-- Your task --
Exclude the pictures; give every entry again exactly as written.
+ + + +
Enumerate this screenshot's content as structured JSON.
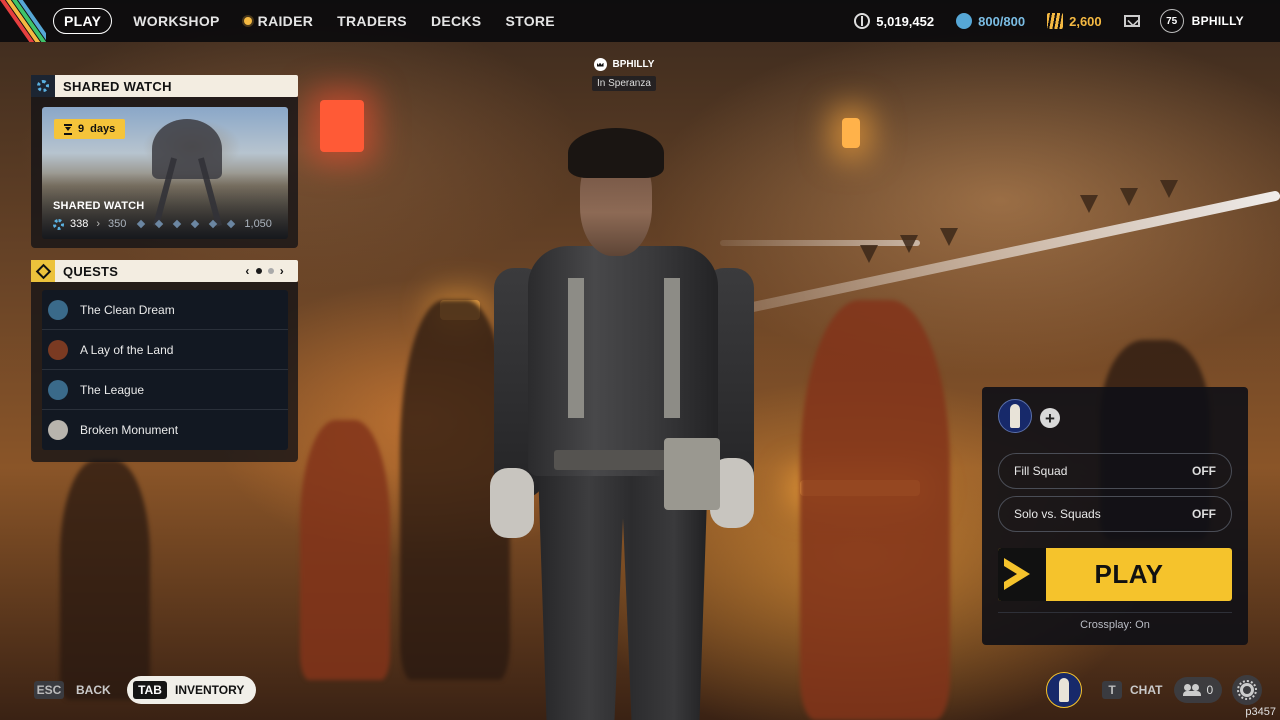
{
  "nav": {
    "items": [
      {
        "label": "PLAY",
        "active": true
      },
      {
        "label": "WORKSHOP"
      },
      {
        "label": "RAIDER",
        "icon": "raider-dot-icon"
      },
      {
        "label": "TRADERS"
      },
      {
        "label": "DECKS"
      },
      {
        "label": "STORE"
      }
    ]
  },
  "currencies": {
    "coins": "5,019,452",
    "credits": "800/800",
    "raider_tokens": "2,600"
  },
  "player": {
    "level": "75",
    "name": "BPHILLY",
    "location": "In Speranza"
  },
  "shared_watch": {
    "header": "SHARED WATCH",
    "days_value": "9",
    "days_label": "days",
    "card_title": "SHARED WATCH",
    "current": "338",
    "next": "350",
    "max": "1,050"
  },
  "quests": {
    "header": "QUESTS",
    "page": 1,
    "pages": 2,
    "items": [
      {
        "label": "The Clean Dream",
        "color": "#3a6a8a"
      },
      {
        "label": "A Lay of the Land",
        "color": "#7a3a22"
      },
      {
        "label": "The League",
        "color": "#3a6a8a"
      },
      {
        "label": "Broken Monument",
        "color": "#b8b4ad"
      }
    ]
  },
  "squad": {
    "fill_squad_label": "Fill Squad",
    "fill_squad_state": "OFF",
    "solo_label": "Solo vs. Squads",
    "solo_state": "OFF",
    "play_label": "PLAY",
    "crossplay": "Crossplay: On"
  },
  "bottom": {
    "esc_key": "ESC",
    "back_label": "BACK",
    "tab_key": "TAB",
    "inventory_label": "INVENTORY",
    "chat_key": "T",
    "chat_label": "CHAT",
    "friends_count": "0",
    "build": "p3457"
  },
  "colors": {
    "accent": "#f5c32c",
    "credits": "#56a7d6",
    "raider_tokens": "#f5b942",
    "panel_header": "#f3ede1"
  }
}
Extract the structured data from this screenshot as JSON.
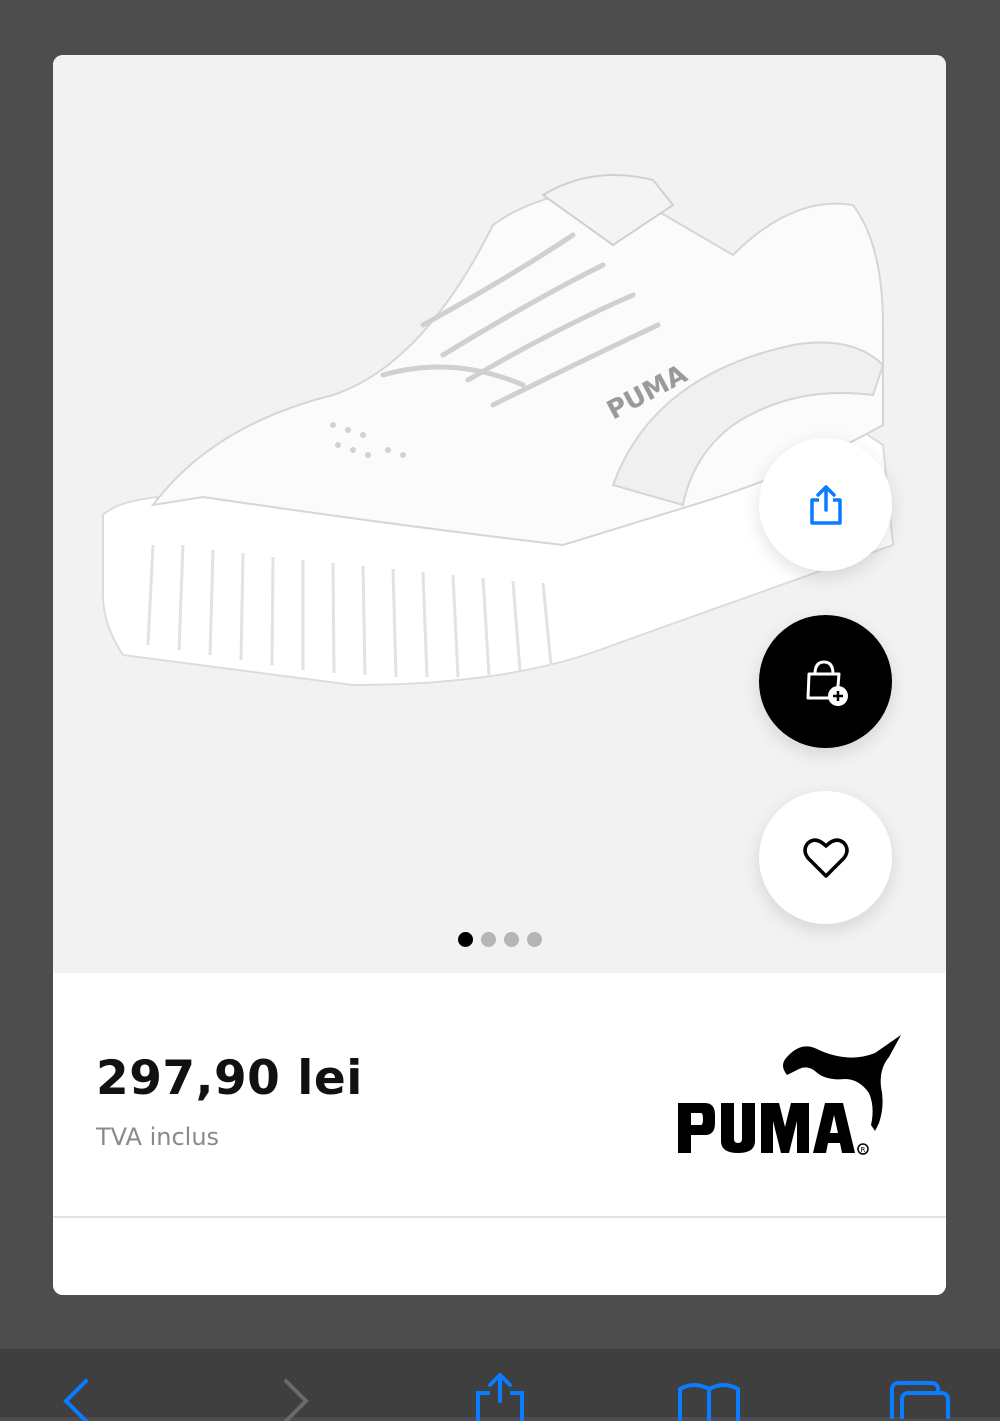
+ + + +
-- Expected answer --
Enumerate this screenshot's content as structured JSON.
{
  "nav": {
    "items": [
      {
        "label": "PLAY",
        "active": true
      },
      {
        "label": "WORKSHOP"
      },
      {
        "label": "RAIDER",
        "icon": "raider-dot-icon"
      },
      {
        "label": "TRADERS"
      },
      {
        "label": "DECKS"
      },
      {
        "label": "STORE"
      }
    ]
  },
  "currencies": {
    "coins": "5,019,452",
    "credits": "800/800",
    "raider_tokens": "2,600"
  },
  "player": {
    "level": "75",
    "name": "BPHILLY",
    "location": "In Speranza"
  },
  "shared_watch": {
    "header": "SHARED WATCH",
    "days_value": "9",
    "days_label": "days",
    "card_title": "SHARED WATCH",
    "current": "338",
    "next": "350",
    "max": "1,050"
  },
  "quests": {
    "header": "QUESTS",
    "page": 1,
    "pages": 2,
    "items": [
      {
        "label": "The Clean Dream",
        "color": "#3a6a8a"
      },
      {
        "label": "A Lay of the Land",
        "color": "#7a3a22"
      },
      {
        "label": "The League",
        "color": "#3a6a8a"
      },
      {
        "label": "Broken Monument",
        "color": "#b8b4ad"
      }
    ]
  },
  "squad": {
    "fill_squad_label": "Fill Squad",
    "fill_squad_state": "OFF",
    "solo_label": "Solo vs. Squads",
    "solo_state": "OFF",
    "play_label": "PLAY",
    "crossplay": "Crossplay: On"
  },
  "bottom": {
    "esc_key": "ESC",
    "back_label": "BACK",
    "tab_key": "TAB",
    "inventory_label": "INVENTORY",
    "chat_key": "T",
    "chat_label": "CHAT",
    "friends_count": "0",
    "build": "p3457"
  },
  "colors": {
    "accent": "#f5c32c",
    "credits": "#56a7d6",
    "raider_tokens": "#f5b942",
    "panel_header": "#f3ede1"
  }
}
Extract the structured data from this screenshot as JSON.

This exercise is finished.